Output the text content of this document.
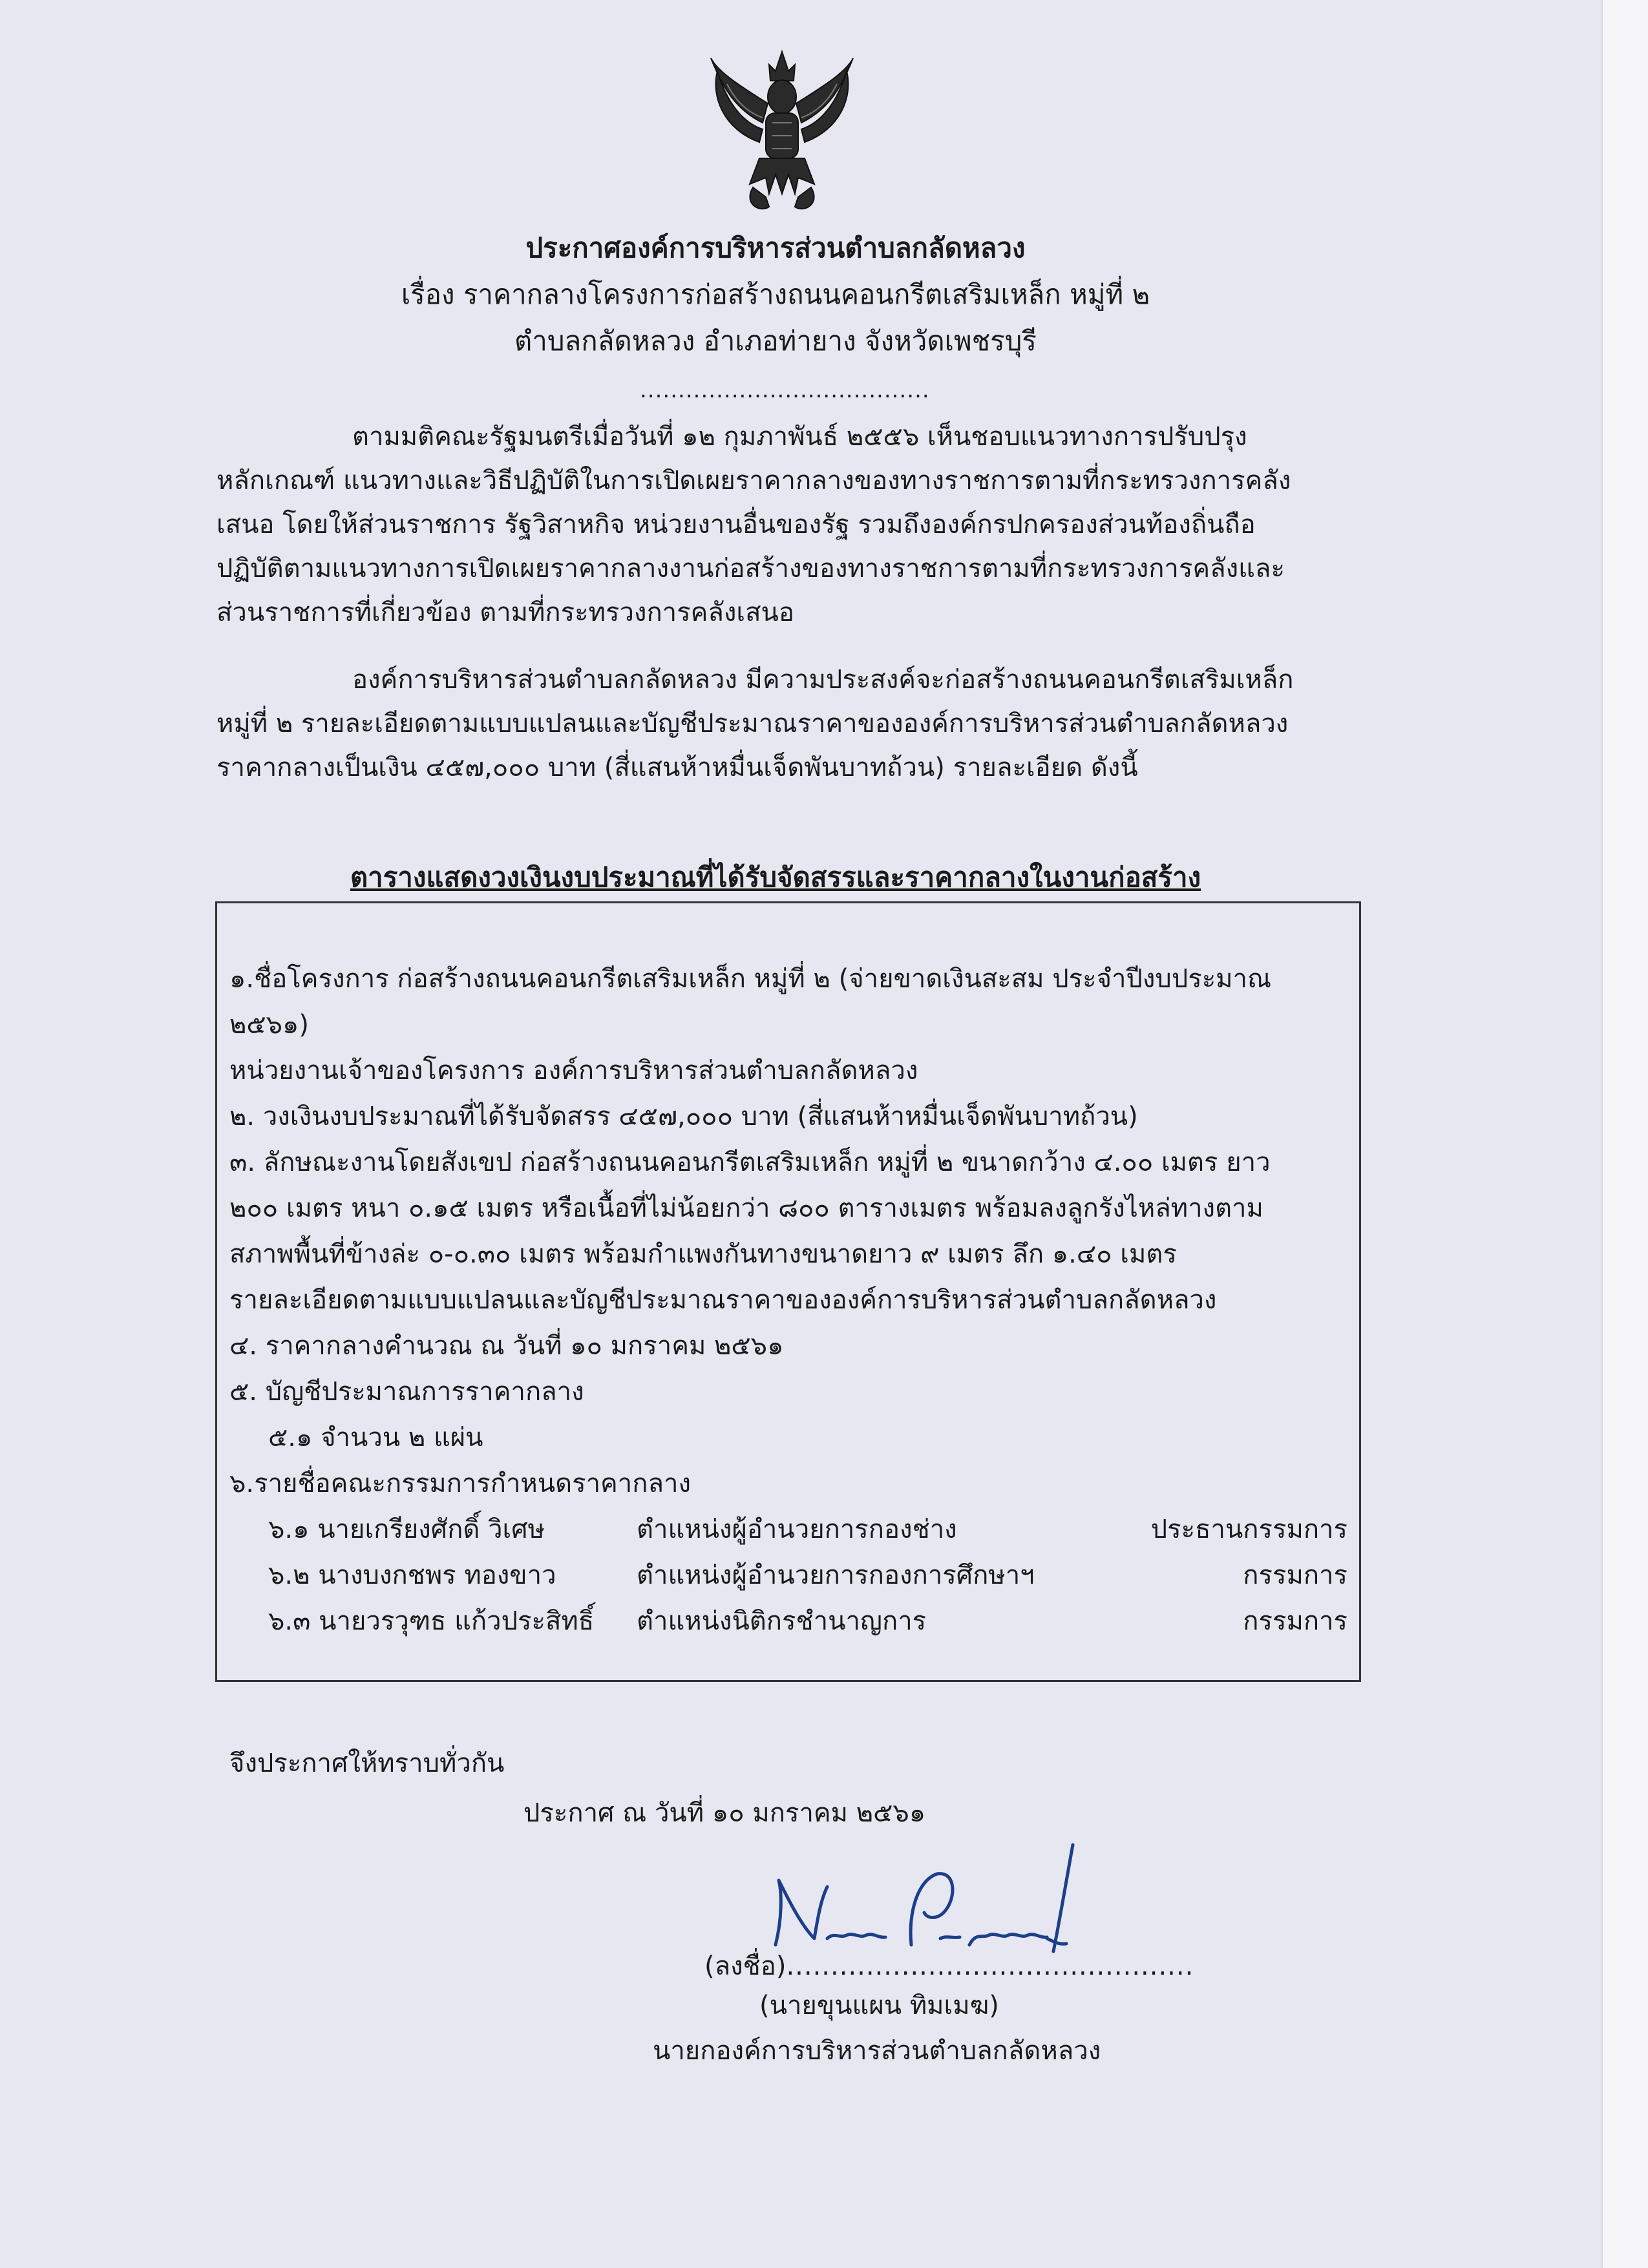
ประกาศองค์การบริหารส่วนตำบลกลัดหลวง
เรื่อง ราคากลางโครงการก่อสร้างถนนคอนกรีตเสริมเหล็ก หมู่ที่ ๒
ตำบลกลัดหลวง อำเภอท่ายาง จังหวัดเพชรบุรี
......................................
ตามมติคณะรัฐมนตรีเมื่อวันที่ ๑๒ กุมภาพันธ์ ๒๕๕๖ เห็นชอบแนวทางการปรับปรุง
หลักเกณฑ์ แนวทางและวิธีปฏิบัติในการเปิดเผยราคากลางของทางราชการตามที่กระทรวงการคลัง
เสนอ โดยให้ส่วนราชการ รัฐวิสาหกิจ หน่วยงานอื่นของรัฐ รวมถึงองค์กรปกครองส่วนท้องถิ่นถือ
ปฏิบัติตามแนวทางการเปิดเผยราคากลางงานก่อสร้างของทางราชการตามที่กระทรวงการคลังและ
ส่วนราชการที่เกี่ยวข้อง ตามที่กระทรวงการคลังเสนอ
องค์การบริหารส่วนตำบลกลัดหลวง มีความประสงค์จะก่อสร้างถนนคอนกรีตเสริมเหล็ก
หมู่ที่ ๒ รายละเอียดตามแบบแปลนและบัญชีประมาณราคาขององค์การบริหารส่วนตำบลกลัดหลวง
ราคากลางเป็นเงิน ๔๕๗,๐๐๐ บาท (สี่แสนห้าหมื่นเจ็ดพันบาทถ้วน) รายละเอียด ดังนี้
ตารางแสดงวงเงินงบประมาณที่ได้รับจัดสรรและราคากลางในงานก่อสร้าง
๑.ชื่อโครงการ ก่อสร้างถนนคอนกรีตเสริมเหล็ก หมู่ที่ ๒ (จ่ายขาดเงินสะสม ประจำปีงบประมาณ
๒๕๖๑)
หน่วยงานเจ้าของโครงการ องค์การบริหารส่วนตำบลกลัดหลวง
๒. วงเงินงบประมาณที่ได้รับจัดสรร ๔๕๗,๐๐๐ บาท (สี่แสนห้าหมื่นเจ็ดพันบาทถ้วน)
๓. ลักษณะงานโดยสังเขป ก่อสร้างถนนคอนกรีตเสริมเหล็ก หมู่ที่ ๒ ขนาดกว้าง ๔.๐๐ เมตร ยาว
๒๐๐ เมตร หนา ๐.๑๕ เมตร หรือเนื้อที่ไม่น้อยกว่า ๘๐๐ ตารางเมตร พร้อมลงลูกรังไหล่ทางตาม
สภาพพื้นที่ข้างล่ะ ๐-๐.๓๐ เมตร พร้อมกำแพงกันทางขนาดยาว ๙ เมตร ลึก ๑.๔๐ เมตร
รายละเอียดตามแบบแปลนและบัญชีประมาณราคาขององค์การบริหารส่วนตำบลกลัดหลวง
๔. ราคากลางคำนวณ ณ วันที่ ๑๐ มกราคม ๒๕๖๑
๕. บัญชีประมาณการราคากลาง
๕.๑ จำนวน ๒ แผ่น
๖.รายชื่อคณะกรรมการกำหนดราคากลาง
๖.๑ นายเกรียงศักดิ์ วิเศษ	ตำแหน่งผู้อำนวยการกองช่าง	ประธานกรรมการ
๖.๒ นางบงกชพร ทองขาว	ตำแหน่งผู้อำนวยการกองการศึกษาฯ	กรรมการ
๖.๓ นายวรวุฑธ แก้วประสิทธิ์ ตำแหน่งนิติกรชำนาญการ	กรรมการ
จึงประกาศให้ทราบทั่วกัน
ประกาศ ณ วันที่ ๑๐ มกราคม ๒๕๖๑
(ลงชื่อ)..............................................
(นายขุนแผน ทิมเมฆ)
นายกองค์การบริหารส่วนตำบลกลัดหลวง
::::
### Task brief
Choose all lines containing the string "การบร" and copy them out.

### The result
ประกาศองค์การบริหารส่วนตำบลกลัดหลวง
องค์การบริหารส่วนตำบลกลัดหลวง มีความประสงค์จะก่อสร้างถนนคอนกรีตเสริมเหล็ก
หมู่ที่ ๒ รายละเอียดตามแบบแปลนและบัญชีประมาณราคาขององค์การบริหารส่วนตำบลกลัดหลวง
หน่วยงานเจ้าของโครงการ องค์การบริหารส่วนตำบลกลัดหลวง
รายละเอียดตามแบบแปลนและบัญชีประมาณราคาขององค์การบริหารส่วนตำบลกลัดหลวง
นายกองค์การบริหารส่วนตำบลกลัดหลวง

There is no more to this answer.